GIVEN PROBLEM
Each line containing the word "JSON" needs to be copied.

================

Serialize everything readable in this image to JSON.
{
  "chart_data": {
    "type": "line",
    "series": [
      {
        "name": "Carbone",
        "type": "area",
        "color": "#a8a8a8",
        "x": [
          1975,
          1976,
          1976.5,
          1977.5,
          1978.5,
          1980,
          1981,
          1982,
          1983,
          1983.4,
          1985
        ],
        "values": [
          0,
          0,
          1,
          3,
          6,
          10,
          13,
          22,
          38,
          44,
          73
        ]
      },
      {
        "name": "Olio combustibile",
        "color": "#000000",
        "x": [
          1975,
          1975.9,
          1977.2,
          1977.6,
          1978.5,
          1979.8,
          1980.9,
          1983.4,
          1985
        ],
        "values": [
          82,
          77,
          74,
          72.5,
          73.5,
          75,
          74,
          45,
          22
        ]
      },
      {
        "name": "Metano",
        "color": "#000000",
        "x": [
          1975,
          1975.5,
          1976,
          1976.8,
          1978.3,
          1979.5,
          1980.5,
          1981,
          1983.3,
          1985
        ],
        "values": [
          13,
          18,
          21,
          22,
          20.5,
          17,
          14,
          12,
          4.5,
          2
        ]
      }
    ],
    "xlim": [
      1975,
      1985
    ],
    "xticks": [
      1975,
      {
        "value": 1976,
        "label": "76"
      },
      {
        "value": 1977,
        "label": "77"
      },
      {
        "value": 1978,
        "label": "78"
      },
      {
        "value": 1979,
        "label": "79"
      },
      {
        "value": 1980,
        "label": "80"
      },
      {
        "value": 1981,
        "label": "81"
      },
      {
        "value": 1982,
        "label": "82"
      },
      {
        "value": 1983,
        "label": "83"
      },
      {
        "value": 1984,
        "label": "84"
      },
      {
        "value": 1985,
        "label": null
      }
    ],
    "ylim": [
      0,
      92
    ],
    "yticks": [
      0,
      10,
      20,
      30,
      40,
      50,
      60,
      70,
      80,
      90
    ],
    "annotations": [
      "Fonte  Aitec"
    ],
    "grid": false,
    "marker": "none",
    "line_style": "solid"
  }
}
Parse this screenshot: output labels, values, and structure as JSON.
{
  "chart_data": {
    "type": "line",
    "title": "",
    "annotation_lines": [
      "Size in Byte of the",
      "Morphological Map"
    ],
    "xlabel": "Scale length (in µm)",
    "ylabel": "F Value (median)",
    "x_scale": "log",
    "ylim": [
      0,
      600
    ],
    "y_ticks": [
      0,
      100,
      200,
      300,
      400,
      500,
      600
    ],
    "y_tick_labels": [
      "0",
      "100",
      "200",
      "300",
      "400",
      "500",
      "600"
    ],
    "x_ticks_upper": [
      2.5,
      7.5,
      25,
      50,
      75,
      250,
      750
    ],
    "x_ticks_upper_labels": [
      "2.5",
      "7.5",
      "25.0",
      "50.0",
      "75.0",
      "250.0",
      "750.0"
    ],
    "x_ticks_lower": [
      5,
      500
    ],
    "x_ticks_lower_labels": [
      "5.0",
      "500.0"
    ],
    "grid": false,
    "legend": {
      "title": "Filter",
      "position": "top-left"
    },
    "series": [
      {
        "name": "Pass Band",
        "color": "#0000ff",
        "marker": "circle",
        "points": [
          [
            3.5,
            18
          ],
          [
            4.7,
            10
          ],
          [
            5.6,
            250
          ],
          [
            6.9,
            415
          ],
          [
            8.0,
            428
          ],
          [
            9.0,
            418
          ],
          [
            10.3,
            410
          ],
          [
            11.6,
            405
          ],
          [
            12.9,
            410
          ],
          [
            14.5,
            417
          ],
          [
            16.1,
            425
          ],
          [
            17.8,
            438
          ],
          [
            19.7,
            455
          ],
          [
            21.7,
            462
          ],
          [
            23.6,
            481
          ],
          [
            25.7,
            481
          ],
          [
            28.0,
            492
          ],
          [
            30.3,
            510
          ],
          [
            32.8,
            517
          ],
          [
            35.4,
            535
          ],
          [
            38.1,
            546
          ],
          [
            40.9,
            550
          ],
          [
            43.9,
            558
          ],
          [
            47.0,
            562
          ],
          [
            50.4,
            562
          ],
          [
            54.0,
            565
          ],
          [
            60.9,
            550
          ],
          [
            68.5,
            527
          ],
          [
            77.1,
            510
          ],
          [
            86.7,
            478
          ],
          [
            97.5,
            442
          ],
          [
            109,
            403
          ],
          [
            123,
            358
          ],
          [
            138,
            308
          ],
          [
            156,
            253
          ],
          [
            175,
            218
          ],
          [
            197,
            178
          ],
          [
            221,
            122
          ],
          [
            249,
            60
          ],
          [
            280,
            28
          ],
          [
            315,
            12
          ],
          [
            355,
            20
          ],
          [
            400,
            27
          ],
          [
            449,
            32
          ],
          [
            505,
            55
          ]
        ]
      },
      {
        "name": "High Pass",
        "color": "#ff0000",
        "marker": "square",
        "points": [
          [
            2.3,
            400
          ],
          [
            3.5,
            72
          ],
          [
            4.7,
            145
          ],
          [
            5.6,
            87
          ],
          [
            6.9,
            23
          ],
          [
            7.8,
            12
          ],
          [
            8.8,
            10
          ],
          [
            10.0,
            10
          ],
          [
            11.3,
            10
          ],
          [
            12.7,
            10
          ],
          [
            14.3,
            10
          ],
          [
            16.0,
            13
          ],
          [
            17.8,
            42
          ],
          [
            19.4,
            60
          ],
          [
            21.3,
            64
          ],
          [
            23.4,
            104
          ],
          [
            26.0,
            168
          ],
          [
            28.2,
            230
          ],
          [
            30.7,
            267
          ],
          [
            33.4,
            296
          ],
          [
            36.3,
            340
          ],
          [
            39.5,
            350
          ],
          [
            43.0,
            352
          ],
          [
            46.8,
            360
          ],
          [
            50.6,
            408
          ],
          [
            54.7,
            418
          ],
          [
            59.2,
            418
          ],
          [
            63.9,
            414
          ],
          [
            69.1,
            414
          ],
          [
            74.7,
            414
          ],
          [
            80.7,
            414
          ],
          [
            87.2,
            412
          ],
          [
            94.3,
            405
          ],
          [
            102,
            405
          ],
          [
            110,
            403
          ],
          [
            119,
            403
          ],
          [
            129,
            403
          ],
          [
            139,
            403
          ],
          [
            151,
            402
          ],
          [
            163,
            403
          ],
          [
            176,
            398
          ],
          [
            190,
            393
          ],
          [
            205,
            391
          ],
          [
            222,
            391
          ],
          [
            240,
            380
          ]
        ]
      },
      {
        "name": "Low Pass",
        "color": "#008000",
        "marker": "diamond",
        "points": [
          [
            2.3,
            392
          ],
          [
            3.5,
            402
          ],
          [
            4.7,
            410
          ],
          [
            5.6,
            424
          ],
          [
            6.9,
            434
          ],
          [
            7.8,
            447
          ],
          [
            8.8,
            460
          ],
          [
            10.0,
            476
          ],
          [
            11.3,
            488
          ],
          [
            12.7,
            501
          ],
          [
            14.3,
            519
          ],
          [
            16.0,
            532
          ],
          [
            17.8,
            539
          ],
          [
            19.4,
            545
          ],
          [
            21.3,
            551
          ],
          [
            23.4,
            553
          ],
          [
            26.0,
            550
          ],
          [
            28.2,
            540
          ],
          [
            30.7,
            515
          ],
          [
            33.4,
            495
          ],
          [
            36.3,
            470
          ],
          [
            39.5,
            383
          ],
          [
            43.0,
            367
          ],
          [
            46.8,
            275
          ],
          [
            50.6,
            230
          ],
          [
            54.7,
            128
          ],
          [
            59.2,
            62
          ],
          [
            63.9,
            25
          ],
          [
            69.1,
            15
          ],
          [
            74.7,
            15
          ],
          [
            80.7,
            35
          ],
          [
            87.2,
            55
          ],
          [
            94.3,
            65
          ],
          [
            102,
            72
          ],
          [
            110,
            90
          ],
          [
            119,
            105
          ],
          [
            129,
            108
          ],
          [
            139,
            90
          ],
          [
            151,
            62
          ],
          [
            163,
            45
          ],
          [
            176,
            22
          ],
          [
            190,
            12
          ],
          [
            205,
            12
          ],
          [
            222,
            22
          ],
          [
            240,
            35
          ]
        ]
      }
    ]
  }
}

================

FULL RESPONSE
Serialize everything readable in this image to JSON.
Parse this screenshot: output labels, values, and structure as JSON.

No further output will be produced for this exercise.